BEGIN Data lines

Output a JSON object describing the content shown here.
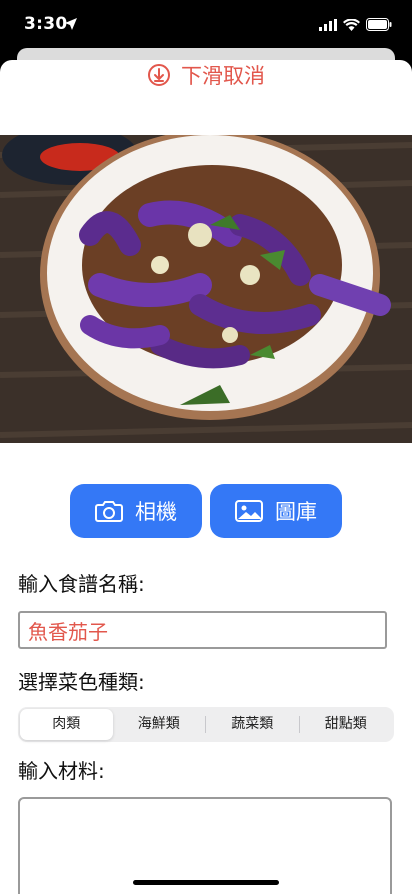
{
  "status_bar": {
    "time": "3:30"
  },
  "sheet": {
    "dismiss_label": "下滑取消",
    "buttons": {
      "camera": "相機",
      "gallery": "圖庫"
    },
    "recipe_name_label": "輸入食譜名稱:",
    "recipe_name_value": "魚香茄子",
    "category_label": "選擇菜色種類:",
    "categories": [
      "肉類",
      "海鮮類",
      "蔬菜類",
      "甜點類"
    ],
    "selected_category": "肉類",
    "ingredients_label": "輸入材料:"
  },
  "colors": {
    "accent_red": "#e2574c",
    "button_blue": "#3478f6"
  }
}
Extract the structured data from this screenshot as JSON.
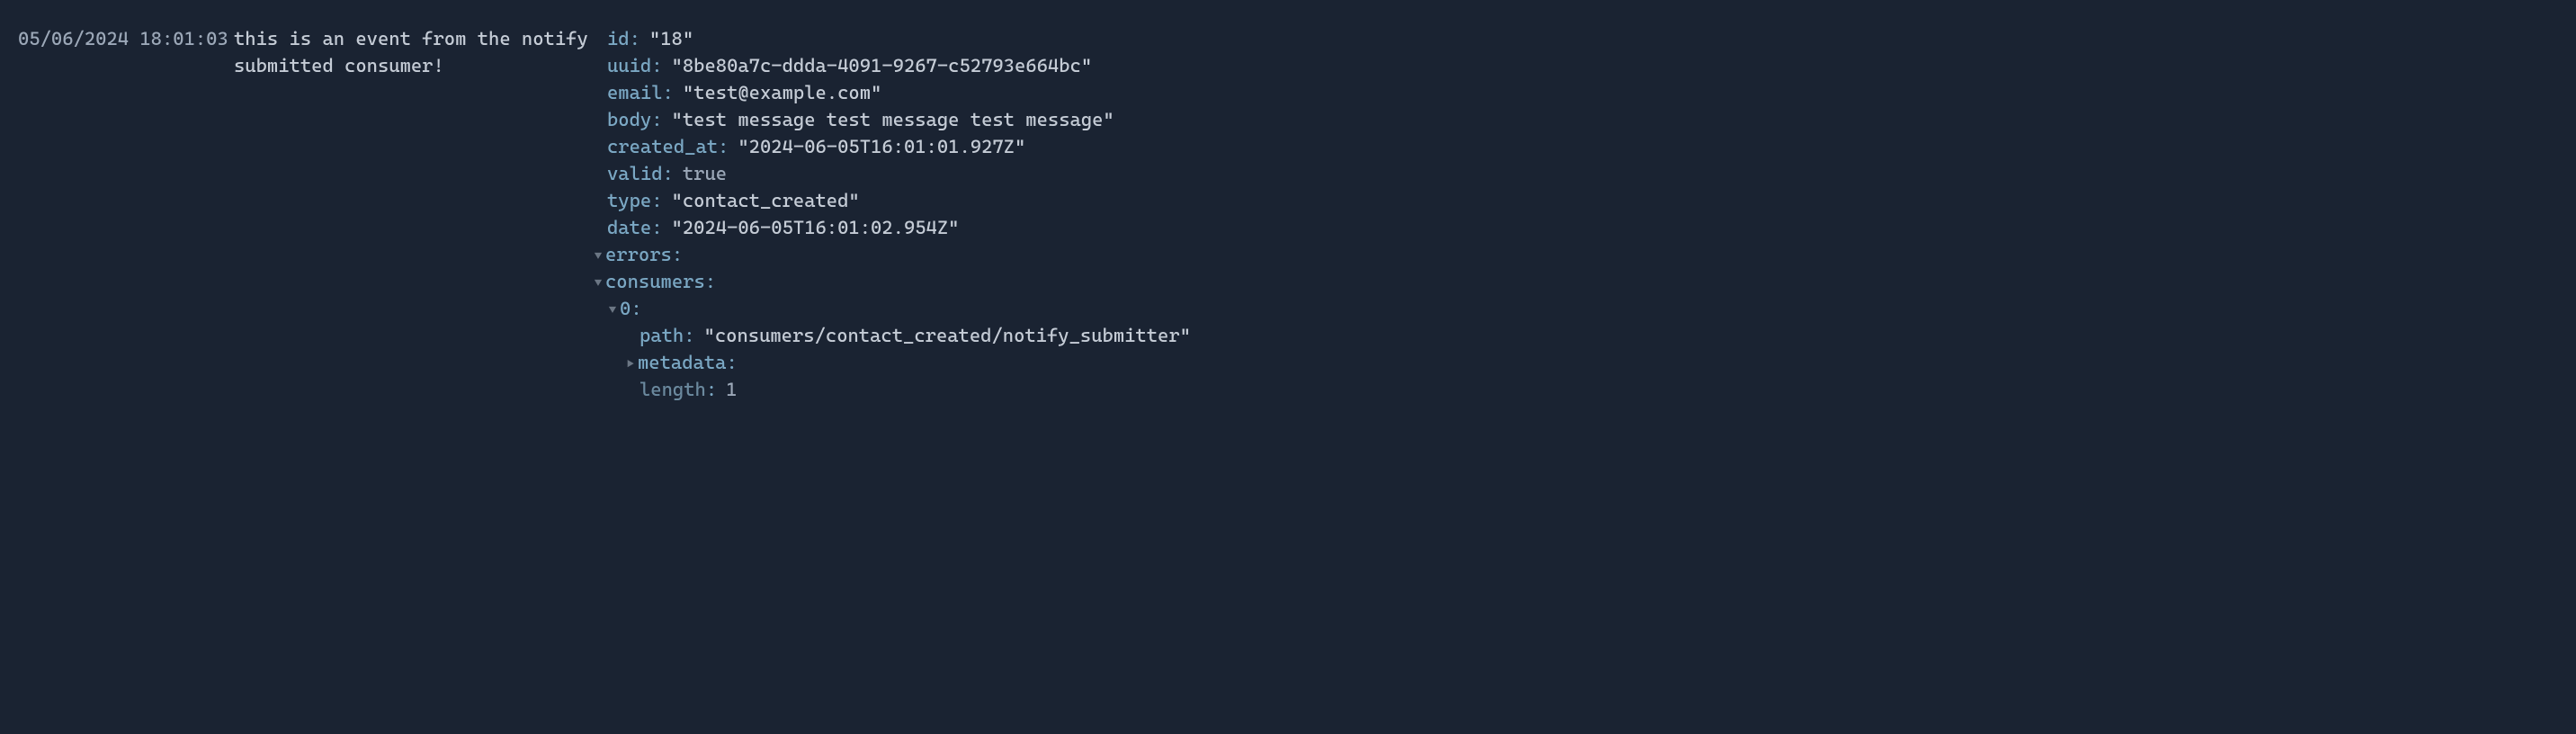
{
  "log": {
    "timestamp": "05/06/2024 18:01:03",
    "message": "this is an event from the notify submitted consumer!"
  },
  "event": {
    "fields": [
      {
        "key": "id",
        "value": "18",
        "type": "string"
      },
      {
        "key": "uuid",
        "value": "8be80a7c-ddda-4091-9267-c52793e664bc",
        "type": "string"
      },
      {
        "key": "email",
        "value": "test@example.com",
        "type": "string"
      },
      {
        "key": "body",
        "value": "test message test message test message",
        "type": "string"
      },
      {
        "key": "created_at",
        "value": "2024-06-05T16:01:01.927Z",
        "type": "string"
      },
      {
        "key": "valid",
        "value": "true",
        "type": "bool"
      },
      {
        "key": "type",
        "value": "contact_created",
        "type": "string"
      },
      {
        "key": "date",
        "value": "2024-06-05T16:01:02.954Z",
        "type": "string"
      }
    ],
    "errors_label": "errors",
    "consumers_label": "consumers",
    "consumer_index": "0",
    "consumer_path_key": "path",
    "consumer_path_value": "consumers/contact_created/notify_submitter",
    "metadata_label": "metadata",
    "length_label": "length",
    "length_value": "1"
  },
  "chart_data": {
    "type": "table",
    "title": "Event log entry",
    "rows": [
      {
        "key": "id",
        "value": "18"
      },
      {
        "key": "uuid",
        "value": "8be80a7c-ddda-4091-9267-c52793e664bc"
      },
      {
        "key": "email",
        "value": "test@example.com"
      },
      {
        "key": "body",
        "value": "test message test message test message"
      },
      {
        "key": "created_at",
        "value": "2024-06-05T16:01:01.927Z"
      },
      {
        "key": "valid",
        "value": true
      },
      {
        "key": "type",
        "value": "contact_created"
      },
      {
        "key": "date",
        "value": "2024-06-05T16:01:02.954Z"
      },
      {
        "key": "errors",
        "value": []
      },
      {
        "key": "consumers",
        "value": [
          {
            "path": "consumers/contact_created/notify_submitter",
            "metadata": {}
          }
        ]
      },
      {
        "key": "length",
        "value": 1
      }
    ]
  }
}
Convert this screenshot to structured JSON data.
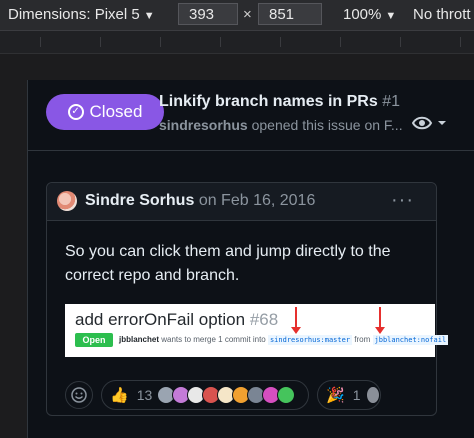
{
  "devtools": {
    "dimensions_label": "Dimensions: Pixel 5",
    "width": "393",
    "height": "851",
    "separator": "×",
    "zoom": "100%",
    "throttle": "No thrott"
  },
  "issue": {
    "status": "Closed",
    "title": "Linkify branch names in PRs",
    "number": "#1",
    "author": "sindresorhus",
    "meta_text": "opened this issue on F..."
  },
  "comment": {
    "author": "Sindre Sorhus",
    "date": "on Feb 16, 2016",
    "more": "···",
    "body": "So you can click them and jump directly to the correct repo and branch.",
    "embed": {
      "title": "add errorOnFail option",
      "number": "#68",
      "state": "Open",
      "user": "jbblanchet",
      "merge_text": "wants to merge 1 commit into",
      "base_branch": "sindresorhus:master",
      "from_text": "from",
      "head_branch": "jbblanchet:nofail"
    },
    "reactions": [
      {
        "emoji": "👍",
        "count": "13"
      },
      {
        "emoji": "🎉",
        "count": "1"
      }
    ]
  },
  "colors": {
    "closed_badge": "#8957e5",
    "open_badge": "#2cbe4e",
    "arrow": "#e6302e"
  }
}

END Data lines

• _Set problem_: From the entries above, copy each line holding "structured".

• _Answer to the exercise_:
Extract the structured data from this screenshot as JSON.
Convert this screenshot to structured JSON data.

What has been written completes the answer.